» Aim:
Take the entries below and print all of them exactly, please.

——————

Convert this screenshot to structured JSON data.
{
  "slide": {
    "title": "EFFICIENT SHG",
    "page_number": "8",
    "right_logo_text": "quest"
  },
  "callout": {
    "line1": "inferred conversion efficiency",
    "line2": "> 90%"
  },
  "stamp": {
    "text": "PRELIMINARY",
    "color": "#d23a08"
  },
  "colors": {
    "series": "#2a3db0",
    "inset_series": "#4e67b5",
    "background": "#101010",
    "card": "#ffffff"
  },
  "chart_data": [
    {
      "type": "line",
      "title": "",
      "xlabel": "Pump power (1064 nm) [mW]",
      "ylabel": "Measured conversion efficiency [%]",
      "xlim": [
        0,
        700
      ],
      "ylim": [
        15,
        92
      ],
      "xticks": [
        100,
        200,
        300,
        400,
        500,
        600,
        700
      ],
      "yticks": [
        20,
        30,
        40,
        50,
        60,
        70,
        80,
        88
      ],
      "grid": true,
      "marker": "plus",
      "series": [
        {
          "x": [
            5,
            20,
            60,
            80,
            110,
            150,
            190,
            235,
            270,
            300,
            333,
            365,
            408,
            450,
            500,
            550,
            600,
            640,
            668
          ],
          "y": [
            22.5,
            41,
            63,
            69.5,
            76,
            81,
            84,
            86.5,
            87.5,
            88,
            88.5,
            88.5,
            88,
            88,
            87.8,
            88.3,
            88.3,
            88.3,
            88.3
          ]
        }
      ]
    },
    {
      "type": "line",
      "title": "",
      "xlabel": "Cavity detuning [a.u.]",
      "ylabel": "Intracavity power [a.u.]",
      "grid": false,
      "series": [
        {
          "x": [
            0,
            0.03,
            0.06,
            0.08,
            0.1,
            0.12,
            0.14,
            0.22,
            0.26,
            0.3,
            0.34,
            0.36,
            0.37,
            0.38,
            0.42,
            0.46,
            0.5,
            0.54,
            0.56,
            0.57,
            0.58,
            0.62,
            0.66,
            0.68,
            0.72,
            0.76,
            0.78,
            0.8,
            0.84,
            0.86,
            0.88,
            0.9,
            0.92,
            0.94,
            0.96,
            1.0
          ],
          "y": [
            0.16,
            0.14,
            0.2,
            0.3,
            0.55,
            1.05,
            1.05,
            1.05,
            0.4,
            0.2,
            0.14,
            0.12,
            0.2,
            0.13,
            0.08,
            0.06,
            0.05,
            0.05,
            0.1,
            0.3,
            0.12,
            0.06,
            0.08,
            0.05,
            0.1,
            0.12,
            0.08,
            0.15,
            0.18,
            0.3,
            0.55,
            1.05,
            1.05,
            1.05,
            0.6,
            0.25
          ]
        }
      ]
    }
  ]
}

——————

» Solved exercise:
Convert this screenshot to structured JSON data.
{
  "slide": {
    "title": "EFFICIENT SHG",
    "page_number": "8",
    "right_logo_text": "quest"
  },
  "callout": {
    "line1": "inferred conversion efficiency",
    "line2": "> 90%"
  },
  "stamp": {
    "text": "PRELIMINARY",
    "color": "#d23a08"
  },
  "colors": {
    "series": "#2a3db0",
    "inset_series": "#4e67b5",
    "background": "#101010",
    "card": "#ffffff"
  },
  "chart_data": [
    {
      "type": "line",
      "title": "",
      "xlabel": "Pump power (1064 nm) [mW]",
      "ylabel": "Measured conversion efficiency [%]",
      "xlim": [
        0,
        700
      ],
      "ylim": [
        15,
        92
      ],
      "xticks": [
        100,
        200,
        300,
        400,
        500,
        600,
        700
      ],
      "yticks": [
        20,
        30,
        40,
        50,
        60,
        70,
        80,
        88
      ],
      "grid": true,
      "marker": "plus",
      "series": [
        {
          "x": [
            5,
            20,
            60,
            80,
            110,
            150,
            190,
            235,
            270,
            300,
            333,
            365,
            408,
            450,
            500,
            550,
            600,
            640,
            668
          ],
          "y": [
            22.5,
            41,
            63,
            69.5,
            76,
            81,
            84,
            86.5,
            87.5,
            88,
            88.5,
            88.5,
            88,
            88,
            87.8,
            88.3,
            88.3,
            88.3,
            88.3
          ]
        }
      ]
    },
    {
      "type": "line",
      "title": "",
      "xlabel": "Cavity detuning [a.u.]",
      "ylabel": "Intracavity power [a.u.]",
      "grid": false,
      "series": [
        {
          "x": [
            0,
            0.03,
            0.06,
            0.08,
            0.1,
            0.12,
            0.14,
            0.22,
            0.26,
            0.3,
            0.34,
            0.36,
            0.37,
            0.38,
            0.42,
            0.46,
            0.5,
            0.54,
            0.56,
            0.57,
            0.58,
            0.62,
            0.66,
            0.68,
            0.72,
            0.76,
            0.78,
            0.8,
            0.84,
            0.86,
            0.88,
            0.9,
            0.92,
            0.94,
            0.96,
            1.0
          ],
          "y": [
            0.16,
            0.14,
            0.2,
            0.3,
            0.55,
            1.05,
            1.05,
            1.05,
            0.4,
            0.2,
            0.14,
            0.12,
            0.2,
            0.13,
            0.08,
            0.06,
            0.05,
            0.05,
            0.1,
            0.3,
            0.12,
            0.06,
            0.08,
            0.05,
            0.1,
            0.12,
            0.08,
            0.15,
            0.18,
            0.3,
            0.55,
            1.05,
            1.05,
            1.05,
            0.6,
            0.25
          ]
        }
      ]
    }
  ]
}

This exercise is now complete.